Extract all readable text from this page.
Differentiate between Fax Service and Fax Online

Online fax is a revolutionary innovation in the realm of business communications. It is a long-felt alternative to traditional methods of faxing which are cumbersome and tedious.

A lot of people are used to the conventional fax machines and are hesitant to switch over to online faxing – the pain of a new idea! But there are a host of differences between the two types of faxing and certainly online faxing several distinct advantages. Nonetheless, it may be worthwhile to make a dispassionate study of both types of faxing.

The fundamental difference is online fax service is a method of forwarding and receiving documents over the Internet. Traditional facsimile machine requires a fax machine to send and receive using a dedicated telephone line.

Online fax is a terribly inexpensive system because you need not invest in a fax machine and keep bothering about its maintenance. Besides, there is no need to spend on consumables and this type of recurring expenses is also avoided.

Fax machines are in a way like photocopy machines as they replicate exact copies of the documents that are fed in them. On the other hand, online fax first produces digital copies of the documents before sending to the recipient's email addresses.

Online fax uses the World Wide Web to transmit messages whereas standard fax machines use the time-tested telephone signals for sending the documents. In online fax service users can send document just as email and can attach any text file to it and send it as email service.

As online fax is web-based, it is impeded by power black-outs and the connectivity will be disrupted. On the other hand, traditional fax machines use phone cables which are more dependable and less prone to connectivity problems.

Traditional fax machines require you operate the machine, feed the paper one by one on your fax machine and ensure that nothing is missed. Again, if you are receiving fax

## TASK OBJECTIVE:
Please reproduce every line of the material word for word.

## EXPECTED OUTPUT:
Extract all readable text from this page.
Differentiate between Fax Service and Fax Online

Online fax is a revolutionary innovation in the realm of business communications. It is a long-felt alternative to traditional methods of faxing which are cumbersome and tedious.

A lot of people are used to the conventional fax machines and are hesitant to switch over to online faxing – the pain of a new idea! But there are a host of differences between the two types of faxing and certainly online faxing several distinct advantages. Nonetheless, it may be worthwhile to make a dispassionate study of both types of faxing.

The fundamental difference is online fax service is a method of forwarding and receiving documents over the Internet. Traditional facsimile machine requires a fax machine to send and receive using a dedicated telephone line.

Online fax is a terribly inexpensive system because you need not invest in a fax machine and keep bothering about its maintenance. Besides, there is no need to spend on consumables and this type of recurring expenses is also avoided.

Fax machines are in a way like photocopy machines as they replicate exact copies of the documents that are fed in them. On the other hand, online fax first produces digital copies of the documents before sending to the recipient's email addresses.

Online fax uses the World Wide Web to transmit messages whereas standard fax machines use the time-tested telephone signals for sending the documents. In online fax service users can send document just as email and can attach any text file to it and send it as email service.

As online fax is web-based, it is impeded by power black-outs and the connectivity will be disrupted. On the other hand, traditional fax machines use phone cables which are more dependable and less prone to connectivity problems.

Traditional fax machines require you operate the machine, feed the paper one by one on your fax machine and ensure that nothing is missed. Again, if you are receiving fax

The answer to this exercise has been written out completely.